Raw records:
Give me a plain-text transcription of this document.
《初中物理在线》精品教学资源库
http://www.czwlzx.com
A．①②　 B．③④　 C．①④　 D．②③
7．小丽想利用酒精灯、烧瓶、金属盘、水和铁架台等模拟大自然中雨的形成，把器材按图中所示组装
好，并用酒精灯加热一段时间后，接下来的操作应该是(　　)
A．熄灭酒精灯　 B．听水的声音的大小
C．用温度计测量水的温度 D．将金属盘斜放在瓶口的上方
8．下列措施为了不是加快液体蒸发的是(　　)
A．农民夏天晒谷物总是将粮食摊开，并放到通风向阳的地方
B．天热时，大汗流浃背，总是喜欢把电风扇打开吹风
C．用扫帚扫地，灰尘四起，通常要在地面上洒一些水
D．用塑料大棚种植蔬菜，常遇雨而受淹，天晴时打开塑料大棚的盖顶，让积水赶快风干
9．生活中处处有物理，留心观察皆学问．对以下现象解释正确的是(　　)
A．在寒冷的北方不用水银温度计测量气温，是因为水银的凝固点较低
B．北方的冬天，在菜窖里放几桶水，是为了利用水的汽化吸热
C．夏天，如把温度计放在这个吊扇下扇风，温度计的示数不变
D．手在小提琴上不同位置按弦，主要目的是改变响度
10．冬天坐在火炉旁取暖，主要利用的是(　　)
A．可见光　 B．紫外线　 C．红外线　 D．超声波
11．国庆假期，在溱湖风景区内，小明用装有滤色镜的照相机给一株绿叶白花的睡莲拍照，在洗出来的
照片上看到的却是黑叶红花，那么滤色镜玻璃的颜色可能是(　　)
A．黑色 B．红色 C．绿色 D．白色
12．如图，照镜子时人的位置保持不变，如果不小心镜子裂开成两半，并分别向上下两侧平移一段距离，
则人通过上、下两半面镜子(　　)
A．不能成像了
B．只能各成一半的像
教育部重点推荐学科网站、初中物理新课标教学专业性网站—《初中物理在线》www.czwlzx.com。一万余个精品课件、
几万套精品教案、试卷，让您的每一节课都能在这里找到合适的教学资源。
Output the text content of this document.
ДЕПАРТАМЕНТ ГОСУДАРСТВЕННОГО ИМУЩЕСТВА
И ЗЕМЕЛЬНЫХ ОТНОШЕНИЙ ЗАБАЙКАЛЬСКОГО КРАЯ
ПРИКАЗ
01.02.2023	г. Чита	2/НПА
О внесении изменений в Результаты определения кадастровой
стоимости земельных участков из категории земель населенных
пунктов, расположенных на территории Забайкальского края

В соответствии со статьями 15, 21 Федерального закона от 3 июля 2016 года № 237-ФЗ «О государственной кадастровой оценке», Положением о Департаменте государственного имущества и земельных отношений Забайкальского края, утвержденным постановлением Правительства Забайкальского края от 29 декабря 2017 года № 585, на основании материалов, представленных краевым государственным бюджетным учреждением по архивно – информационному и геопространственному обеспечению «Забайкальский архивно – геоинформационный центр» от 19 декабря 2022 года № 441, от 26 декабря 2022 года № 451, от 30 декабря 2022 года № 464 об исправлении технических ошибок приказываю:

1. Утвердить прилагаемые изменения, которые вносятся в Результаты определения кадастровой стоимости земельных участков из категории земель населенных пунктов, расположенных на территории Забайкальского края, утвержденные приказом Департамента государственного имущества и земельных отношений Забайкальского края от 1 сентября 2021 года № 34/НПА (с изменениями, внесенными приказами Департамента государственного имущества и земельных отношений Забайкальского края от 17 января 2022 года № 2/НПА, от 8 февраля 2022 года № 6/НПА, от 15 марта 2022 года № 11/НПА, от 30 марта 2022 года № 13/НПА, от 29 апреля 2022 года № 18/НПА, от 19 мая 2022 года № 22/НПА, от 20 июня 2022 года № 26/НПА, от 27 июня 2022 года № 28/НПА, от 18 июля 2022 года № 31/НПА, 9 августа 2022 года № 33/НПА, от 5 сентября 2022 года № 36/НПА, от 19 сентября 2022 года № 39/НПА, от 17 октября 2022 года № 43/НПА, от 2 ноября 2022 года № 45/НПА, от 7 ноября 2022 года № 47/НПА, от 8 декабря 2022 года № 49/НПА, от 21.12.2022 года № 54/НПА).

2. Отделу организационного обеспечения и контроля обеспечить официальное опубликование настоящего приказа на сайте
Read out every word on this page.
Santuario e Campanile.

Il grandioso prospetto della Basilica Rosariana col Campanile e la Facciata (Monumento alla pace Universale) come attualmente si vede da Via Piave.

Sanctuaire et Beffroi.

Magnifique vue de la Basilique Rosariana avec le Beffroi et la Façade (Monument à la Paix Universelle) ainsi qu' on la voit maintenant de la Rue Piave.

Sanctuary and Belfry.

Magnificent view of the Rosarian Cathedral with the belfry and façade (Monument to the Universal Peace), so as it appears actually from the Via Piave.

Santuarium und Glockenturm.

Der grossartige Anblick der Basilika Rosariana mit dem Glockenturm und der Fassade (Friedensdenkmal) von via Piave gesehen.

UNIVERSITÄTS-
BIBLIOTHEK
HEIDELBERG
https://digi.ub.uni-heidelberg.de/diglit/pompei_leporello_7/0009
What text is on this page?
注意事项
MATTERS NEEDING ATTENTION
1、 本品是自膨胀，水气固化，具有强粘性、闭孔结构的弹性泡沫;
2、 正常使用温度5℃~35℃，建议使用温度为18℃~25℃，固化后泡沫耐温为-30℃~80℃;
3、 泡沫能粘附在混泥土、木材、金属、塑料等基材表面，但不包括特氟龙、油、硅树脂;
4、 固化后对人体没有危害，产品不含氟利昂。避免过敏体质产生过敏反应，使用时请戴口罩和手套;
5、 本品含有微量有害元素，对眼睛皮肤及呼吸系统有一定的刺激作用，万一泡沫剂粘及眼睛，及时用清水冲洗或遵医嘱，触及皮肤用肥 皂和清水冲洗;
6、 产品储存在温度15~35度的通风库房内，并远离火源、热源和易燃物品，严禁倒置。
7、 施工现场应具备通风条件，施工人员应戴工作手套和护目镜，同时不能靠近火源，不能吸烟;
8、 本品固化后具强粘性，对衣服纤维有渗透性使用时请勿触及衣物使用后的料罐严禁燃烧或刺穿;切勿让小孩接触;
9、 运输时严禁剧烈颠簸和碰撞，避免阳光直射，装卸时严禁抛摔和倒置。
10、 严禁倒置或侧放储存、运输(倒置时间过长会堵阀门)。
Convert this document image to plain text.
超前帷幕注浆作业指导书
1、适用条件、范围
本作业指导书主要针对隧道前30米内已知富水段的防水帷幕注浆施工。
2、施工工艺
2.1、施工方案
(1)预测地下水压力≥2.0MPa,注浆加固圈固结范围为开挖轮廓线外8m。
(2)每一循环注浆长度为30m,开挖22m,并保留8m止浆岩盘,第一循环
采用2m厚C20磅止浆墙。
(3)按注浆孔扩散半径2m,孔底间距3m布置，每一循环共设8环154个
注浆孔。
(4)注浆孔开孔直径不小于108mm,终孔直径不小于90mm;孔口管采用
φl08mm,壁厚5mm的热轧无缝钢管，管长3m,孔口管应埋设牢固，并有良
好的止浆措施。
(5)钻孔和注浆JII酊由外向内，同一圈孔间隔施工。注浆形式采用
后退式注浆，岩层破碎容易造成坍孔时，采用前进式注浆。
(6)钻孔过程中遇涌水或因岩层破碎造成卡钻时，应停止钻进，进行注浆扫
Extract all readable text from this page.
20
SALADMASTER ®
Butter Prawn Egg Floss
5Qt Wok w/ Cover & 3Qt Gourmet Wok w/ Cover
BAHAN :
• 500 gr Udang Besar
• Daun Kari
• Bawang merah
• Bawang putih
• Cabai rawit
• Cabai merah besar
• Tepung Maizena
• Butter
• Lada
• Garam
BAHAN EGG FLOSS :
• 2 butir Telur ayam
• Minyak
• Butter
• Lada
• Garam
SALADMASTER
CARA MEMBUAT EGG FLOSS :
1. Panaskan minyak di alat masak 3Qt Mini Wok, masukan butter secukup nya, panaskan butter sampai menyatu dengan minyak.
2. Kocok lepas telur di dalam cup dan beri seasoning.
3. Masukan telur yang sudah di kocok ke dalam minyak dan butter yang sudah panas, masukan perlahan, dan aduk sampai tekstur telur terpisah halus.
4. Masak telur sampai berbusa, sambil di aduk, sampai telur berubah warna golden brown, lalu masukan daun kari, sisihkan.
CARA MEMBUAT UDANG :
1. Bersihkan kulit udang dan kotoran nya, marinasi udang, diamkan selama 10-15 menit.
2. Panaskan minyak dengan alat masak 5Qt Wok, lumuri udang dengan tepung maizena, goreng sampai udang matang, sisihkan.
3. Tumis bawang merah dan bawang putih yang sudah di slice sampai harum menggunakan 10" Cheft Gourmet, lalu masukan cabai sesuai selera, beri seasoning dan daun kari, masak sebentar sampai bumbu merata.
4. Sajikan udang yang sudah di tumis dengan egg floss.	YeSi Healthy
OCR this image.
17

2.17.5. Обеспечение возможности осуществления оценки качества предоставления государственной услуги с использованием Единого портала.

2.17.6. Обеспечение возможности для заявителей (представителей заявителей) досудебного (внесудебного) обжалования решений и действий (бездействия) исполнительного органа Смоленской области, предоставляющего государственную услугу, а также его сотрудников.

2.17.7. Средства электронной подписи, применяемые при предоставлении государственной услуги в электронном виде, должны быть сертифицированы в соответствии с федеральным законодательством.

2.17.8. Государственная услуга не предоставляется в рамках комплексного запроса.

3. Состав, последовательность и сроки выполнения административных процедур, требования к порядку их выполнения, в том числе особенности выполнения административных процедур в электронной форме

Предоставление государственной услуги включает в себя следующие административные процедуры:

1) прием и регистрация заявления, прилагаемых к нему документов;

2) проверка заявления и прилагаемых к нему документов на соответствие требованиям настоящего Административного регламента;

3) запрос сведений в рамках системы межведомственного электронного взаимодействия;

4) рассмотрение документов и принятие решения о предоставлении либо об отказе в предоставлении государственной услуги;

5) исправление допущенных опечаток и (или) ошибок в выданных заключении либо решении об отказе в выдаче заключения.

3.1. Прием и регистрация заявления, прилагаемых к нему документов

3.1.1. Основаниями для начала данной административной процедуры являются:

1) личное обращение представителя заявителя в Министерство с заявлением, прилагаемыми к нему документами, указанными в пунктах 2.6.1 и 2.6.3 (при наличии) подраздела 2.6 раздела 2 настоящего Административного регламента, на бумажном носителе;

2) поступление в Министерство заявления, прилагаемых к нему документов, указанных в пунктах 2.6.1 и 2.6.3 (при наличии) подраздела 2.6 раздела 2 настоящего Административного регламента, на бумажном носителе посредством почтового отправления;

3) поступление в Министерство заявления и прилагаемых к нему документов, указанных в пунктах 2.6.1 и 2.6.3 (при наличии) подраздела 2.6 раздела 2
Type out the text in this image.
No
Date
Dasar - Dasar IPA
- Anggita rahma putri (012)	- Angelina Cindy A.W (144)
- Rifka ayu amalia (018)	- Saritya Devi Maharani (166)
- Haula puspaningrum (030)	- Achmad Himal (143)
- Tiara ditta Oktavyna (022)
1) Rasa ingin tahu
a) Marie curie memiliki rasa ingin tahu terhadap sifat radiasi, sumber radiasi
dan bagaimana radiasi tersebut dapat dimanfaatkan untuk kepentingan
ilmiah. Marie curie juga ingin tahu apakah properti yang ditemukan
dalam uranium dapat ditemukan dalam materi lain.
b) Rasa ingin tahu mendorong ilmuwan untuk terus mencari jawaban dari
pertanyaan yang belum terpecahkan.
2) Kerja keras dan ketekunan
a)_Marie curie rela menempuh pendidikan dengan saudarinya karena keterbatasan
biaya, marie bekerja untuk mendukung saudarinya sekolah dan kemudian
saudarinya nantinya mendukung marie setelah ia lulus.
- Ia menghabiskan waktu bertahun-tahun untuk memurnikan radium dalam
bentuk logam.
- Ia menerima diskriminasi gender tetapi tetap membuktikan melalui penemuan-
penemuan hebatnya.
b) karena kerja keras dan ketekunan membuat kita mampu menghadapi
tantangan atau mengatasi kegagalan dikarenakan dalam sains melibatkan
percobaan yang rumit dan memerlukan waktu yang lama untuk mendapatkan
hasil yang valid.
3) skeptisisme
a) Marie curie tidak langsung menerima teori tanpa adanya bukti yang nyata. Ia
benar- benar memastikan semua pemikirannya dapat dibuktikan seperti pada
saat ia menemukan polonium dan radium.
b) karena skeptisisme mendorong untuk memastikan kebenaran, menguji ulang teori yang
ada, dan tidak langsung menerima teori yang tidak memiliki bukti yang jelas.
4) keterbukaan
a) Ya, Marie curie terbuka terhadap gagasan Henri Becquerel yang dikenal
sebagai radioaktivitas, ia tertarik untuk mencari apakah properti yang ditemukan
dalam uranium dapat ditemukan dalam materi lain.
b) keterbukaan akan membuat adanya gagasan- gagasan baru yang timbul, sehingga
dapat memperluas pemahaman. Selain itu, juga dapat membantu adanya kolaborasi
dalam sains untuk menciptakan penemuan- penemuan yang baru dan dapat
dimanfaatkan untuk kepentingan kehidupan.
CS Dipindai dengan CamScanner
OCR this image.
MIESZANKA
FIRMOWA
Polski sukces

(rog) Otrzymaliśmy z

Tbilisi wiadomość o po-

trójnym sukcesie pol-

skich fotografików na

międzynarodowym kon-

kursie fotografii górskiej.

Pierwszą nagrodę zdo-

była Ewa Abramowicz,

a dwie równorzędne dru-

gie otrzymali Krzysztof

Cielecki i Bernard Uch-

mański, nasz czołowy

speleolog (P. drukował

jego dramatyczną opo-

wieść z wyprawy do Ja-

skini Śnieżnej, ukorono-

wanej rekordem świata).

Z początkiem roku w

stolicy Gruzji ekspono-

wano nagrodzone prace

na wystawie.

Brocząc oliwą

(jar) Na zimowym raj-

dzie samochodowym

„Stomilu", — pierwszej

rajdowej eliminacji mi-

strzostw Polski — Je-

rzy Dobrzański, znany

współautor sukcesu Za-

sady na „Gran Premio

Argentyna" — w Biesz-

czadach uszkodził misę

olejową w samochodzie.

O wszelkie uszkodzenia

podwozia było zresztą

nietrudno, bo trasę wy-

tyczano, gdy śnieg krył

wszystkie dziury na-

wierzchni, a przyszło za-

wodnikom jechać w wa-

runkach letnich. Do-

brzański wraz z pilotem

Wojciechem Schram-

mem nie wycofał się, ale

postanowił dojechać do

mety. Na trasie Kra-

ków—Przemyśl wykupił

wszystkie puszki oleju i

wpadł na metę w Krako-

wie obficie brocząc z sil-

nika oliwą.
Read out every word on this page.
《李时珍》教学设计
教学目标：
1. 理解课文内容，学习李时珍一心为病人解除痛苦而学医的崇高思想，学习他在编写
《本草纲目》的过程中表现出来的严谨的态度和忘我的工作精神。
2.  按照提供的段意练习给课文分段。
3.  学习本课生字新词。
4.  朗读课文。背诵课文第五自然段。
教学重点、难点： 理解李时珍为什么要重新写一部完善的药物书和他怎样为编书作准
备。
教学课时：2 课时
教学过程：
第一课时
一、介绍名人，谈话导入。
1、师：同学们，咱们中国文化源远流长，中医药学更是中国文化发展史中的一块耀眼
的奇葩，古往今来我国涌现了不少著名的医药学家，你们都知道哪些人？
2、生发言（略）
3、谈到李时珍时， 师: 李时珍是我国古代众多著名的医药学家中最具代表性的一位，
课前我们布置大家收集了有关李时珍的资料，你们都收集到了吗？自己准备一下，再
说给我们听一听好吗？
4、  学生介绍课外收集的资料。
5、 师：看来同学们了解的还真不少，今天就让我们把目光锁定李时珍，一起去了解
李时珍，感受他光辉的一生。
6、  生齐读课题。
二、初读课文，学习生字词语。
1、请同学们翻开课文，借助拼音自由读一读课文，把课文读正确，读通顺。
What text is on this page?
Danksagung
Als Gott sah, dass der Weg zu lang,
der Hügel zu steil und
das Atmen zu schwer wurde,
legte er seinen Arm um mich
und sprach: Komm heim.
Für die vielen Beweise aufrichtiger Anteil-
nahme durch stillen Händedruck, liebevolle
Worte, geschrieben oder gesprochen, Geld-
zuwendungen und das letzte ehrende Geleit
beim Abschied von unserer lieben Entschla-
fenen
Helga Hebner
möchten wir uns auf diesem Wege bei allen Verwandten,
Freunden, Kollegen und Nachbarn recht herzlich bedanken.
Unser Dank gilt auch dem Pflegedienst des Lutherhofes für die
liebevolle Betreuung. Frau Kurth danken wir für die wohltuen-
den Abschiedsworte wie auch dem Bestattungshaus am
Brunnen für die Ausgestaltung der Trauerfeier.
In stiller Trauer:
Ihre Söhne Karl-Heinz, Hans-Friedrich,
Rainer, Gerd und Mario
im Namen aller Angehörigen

> [Goal]
Take every line from the data above that holds "menerima" and copy it out.

> [Answer to this problem]
- Ia menerima diskriminasi gender tetapi tetap membuktikan melalui penemuan-
a) Marie curie tidak langsung menerima teori tanpa adanya bukti yang nyata. Ia
ada, dan tidak langsung menerima teori yang tidak memiliki bukti yang jelas.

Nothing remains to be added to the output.